What needs to be done » Leave out the pictures; transcribe all else exactly.

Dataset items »
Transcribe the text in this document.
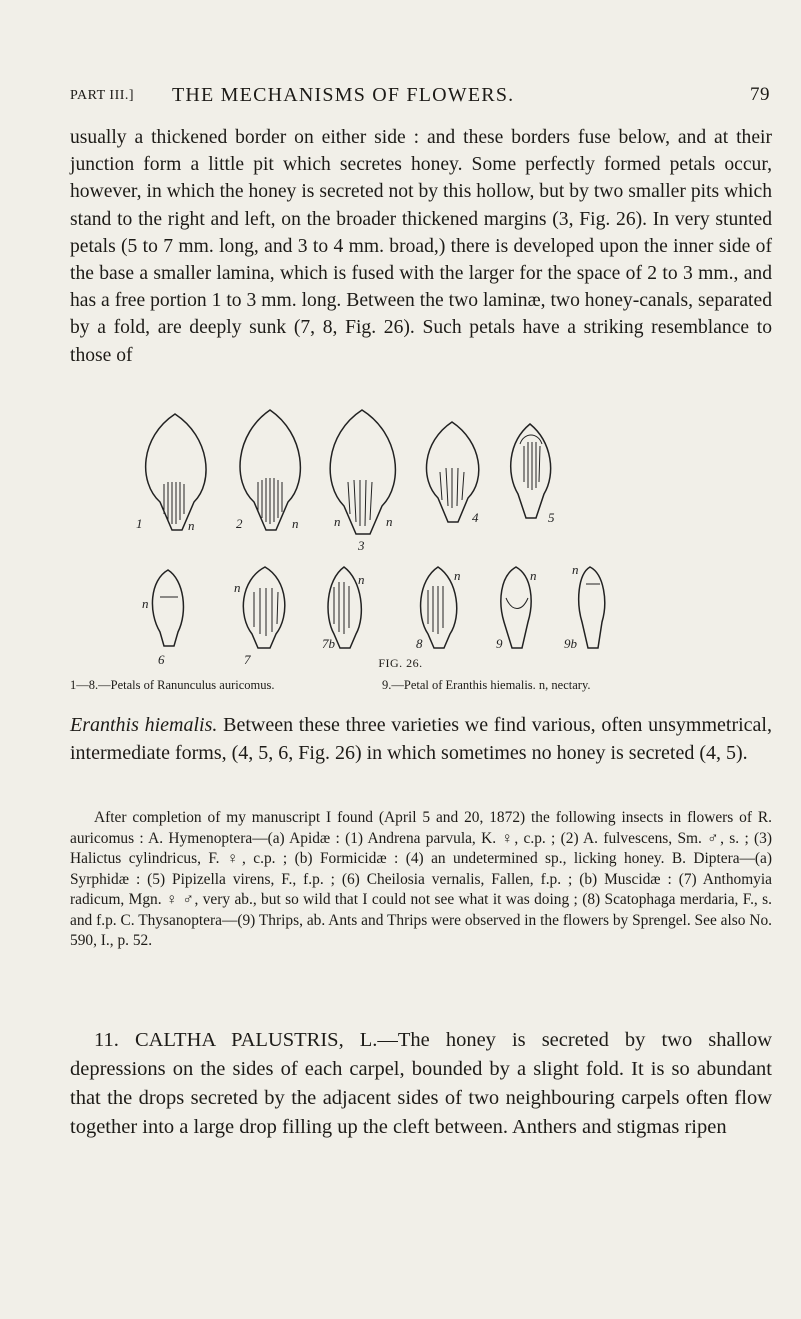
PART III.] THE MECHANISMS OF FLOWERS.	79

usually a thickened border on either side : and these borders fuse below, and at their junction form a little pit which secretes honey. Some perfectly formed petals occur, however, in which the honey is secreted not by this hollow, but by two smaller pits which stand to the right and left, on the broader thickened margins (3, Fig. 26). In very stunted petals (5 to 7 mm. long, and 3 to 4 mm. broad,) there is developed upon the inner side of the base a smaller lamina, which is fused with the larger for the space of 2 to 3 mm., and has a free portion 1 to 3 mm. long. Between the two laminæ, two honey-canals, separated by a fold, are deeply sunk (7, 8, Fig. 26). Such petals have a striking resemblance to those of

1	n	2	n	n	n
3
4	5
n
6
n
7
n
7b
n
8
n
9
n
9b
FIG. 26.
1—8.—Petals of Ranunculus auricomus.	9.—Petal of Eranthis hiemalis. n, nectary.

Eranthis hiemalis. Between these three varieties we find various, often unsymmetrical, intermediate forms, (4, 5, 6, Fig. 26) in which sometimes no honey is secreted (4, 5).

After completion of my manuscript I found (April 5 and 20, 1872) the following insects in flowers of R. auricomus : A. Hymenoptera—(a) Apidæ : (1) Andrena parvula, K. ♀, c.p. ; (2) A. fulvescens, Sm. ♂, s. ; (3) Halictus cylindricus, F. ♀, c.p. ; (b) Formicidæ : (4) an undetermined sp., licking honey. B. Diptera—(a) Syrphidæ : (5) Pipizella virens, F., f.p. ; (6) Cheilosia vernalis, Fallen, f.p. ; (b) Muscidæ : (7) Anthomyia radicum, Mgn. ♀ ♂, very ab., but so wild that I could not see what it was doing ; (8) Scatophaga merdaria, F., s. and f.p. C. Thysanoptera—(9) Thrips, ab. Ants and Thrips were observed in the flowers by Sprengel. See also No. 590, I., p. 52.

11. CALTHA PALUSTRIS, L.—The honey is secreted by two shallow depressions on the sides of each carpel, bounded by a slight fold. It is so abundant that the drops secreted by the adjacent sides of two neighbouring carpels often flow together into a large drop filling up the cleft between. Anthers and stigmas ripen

Exercise response »
Transcribe the text in this document.
PART III.] THE MECHANISMS OF FLOWERS.	79

usually a thickened border on either side : and these borders fuse below, and at their junction form a little pit which secretes honey. Some perfectly formed petals occur, however, in which the honey is secreted not by this hollow, but by two smaller pits which stand to the right and left, on the broader thickened margins (3, Fig. 26). In very stunted petals (5 to 7 mm. long, and 3 to 4 mm. broad,) there is developed upon the inner side of the base a smaller lamina, which is fused with the larger for the space of 2 to 3 mm., and has a free portion 1 to 3 mm. long. Between the two laminæ, two honey-canals, separated by a fold, are deeply sunk (7, 8, Fig. 26). Such petals have a striking resemblance to those of

1	n	2	n	n	n
3
4	5
n
6
n
7
n
7b
n
8
n
9
n
9b
FIG. 26.
1—8.—Petals of Ranunculus auricomus.	9.—Petal of Eranthis hiemalis. n, nectary.

Eranthis hiemalis. Between these three varieties we find various, often unsymmetrical, intermediate forms, (4, 5, 6, Fig. 26) in which sometimes no honey is secreted (4, 5).

After completion of my manuscript I found (April 5 and 20, 1872) the following insects in flowers of R. auricomus : A. Hymenoptera—(a) Apidæ : (1) Andrena parvula, K. ♀, c.p. ; (2) A. fulvescens, Sm. ♂, s. ; (3) Halictus cylindricus, F. ♀, c.p. ; (b) Formicidæ : (4) an undetermined sp., licking honey. B. Diptera—(a) Syrphidæ : (5) Pipizella virens, F., f.p. ; (6) Cheilosia vernalis, Fallen, f.p. ; (b) Muscidæ : (7) Anthomyia radicum, Mgn. ♀ ♂, very ab., but so wild that I could not see what it was doing ; (8) Scatophaga merdaria, F., s. and f.p. C. Thysanoptera—(9) Thrips, ab. Ants and Thrips were observed in the flowers by Sprengel. See also No. 590, I., p. 52.

11. CALTHA PALUSTRIS, L.—The honey is secreted by two shallow depressions on the sides of each carpel, bounded by a slight fold. It is so abundant that the drops secreted by the adjacent sides of two neighbouring carpels often flow together into a large drop filling up the cleft between. Anthers and stigmas ripen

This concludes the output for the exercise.